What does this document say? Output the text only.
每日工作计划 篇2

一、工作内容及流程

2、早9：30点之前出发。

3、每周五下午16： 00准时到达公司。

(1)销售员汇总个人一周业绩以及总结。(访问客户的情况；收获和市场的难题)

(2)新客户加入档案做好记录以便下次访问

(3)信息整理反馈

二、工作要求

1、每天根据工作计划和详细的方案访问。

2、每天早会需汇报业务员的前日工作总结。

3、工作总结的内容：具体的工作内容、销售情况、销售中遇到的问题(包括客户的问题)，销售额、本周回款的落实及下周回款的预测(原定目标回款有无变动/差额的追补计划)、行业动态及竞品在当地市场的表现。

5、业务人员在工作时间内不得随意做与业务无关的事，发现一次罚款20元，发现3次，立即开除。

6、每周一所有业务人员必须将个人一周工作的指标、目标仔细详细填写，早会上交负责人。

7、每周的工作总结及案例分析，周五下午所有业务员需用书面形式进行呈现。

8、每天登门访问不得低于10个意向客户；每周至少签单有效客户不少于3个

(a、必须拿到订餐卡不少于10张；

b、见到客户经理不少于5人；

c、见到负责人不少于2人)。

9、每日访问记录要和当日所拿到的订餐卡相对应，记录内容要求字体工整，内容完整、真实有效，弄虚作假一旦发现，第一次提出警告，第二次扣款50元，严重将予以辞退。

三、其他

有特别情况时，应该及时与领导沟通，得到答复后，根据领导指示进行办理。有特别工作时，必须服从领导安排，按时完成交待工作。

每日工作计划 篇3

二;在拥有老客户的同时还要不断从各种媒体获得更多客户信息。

########################################

- YOUR OBJECTIVE
Please restate the records in full, word for word.

- EXERCISE RESULT
What does this document say? Output the text only.
每日工作计划 篇2

一、工作内容及流程

2、早9：30点之前出发。

3、每周五下午16： 00准时到达公司。

(1)销售员汇总个人一周业绩以及总结。(访问客户的情况；收获和市场的难题)

(2)新客户加入档案做好记录以便下次访问

(3)信息整理反馈

二、工作要求

1、每天根据工作计划和详细的方案访问。

2、每天早会需汇报业务员的前日工作总结。

3、工作总结的内容：具体的工作内容、销售情况、销售中遇到的问题(包括客户的问题)，销售额、本周回款的落实及下周回款的预测(原定目标回款有无变动/差额的追补计划)、行业动态及竞品在当地市场的表现。

5、业务人员在工作时间内不得随意做与业务无关的事，发现一次罚款20元，发现3次，立即开除。

6、每周一所有业务人员必须将个人一周工作的指标、目标仔细详细填写，早会上交负责人。

7、每周的工作总结及案例分析，周五下午所有业务员需用书面形式进行呈现。

8、每天登门访问不得低于10个意向客户；每周至少签单有效客户不少于3个

(a、必须拿到订餐卡不少于10张；

b、见到客户经理不少于5人；

c、见到负责人不少于2人)。

9、每日访问记录要和当日所拿到的订餐卡相对应，记录内容要求字体工整，内容完整、真实有效，弄虚作假一旦发现，第一次提出警告，第二次扣款50元，严重将予以辞退。

三、其他

有特别情况时，应该及时与领导沟通，得到答复后，根据领导指示进行办理。有特别工作时，必须服从领导安排，按时完成交待工作。

每日工作计划 篇3

二;在拥有老客户的同时还要不断从各种媒体获得更多客户信息。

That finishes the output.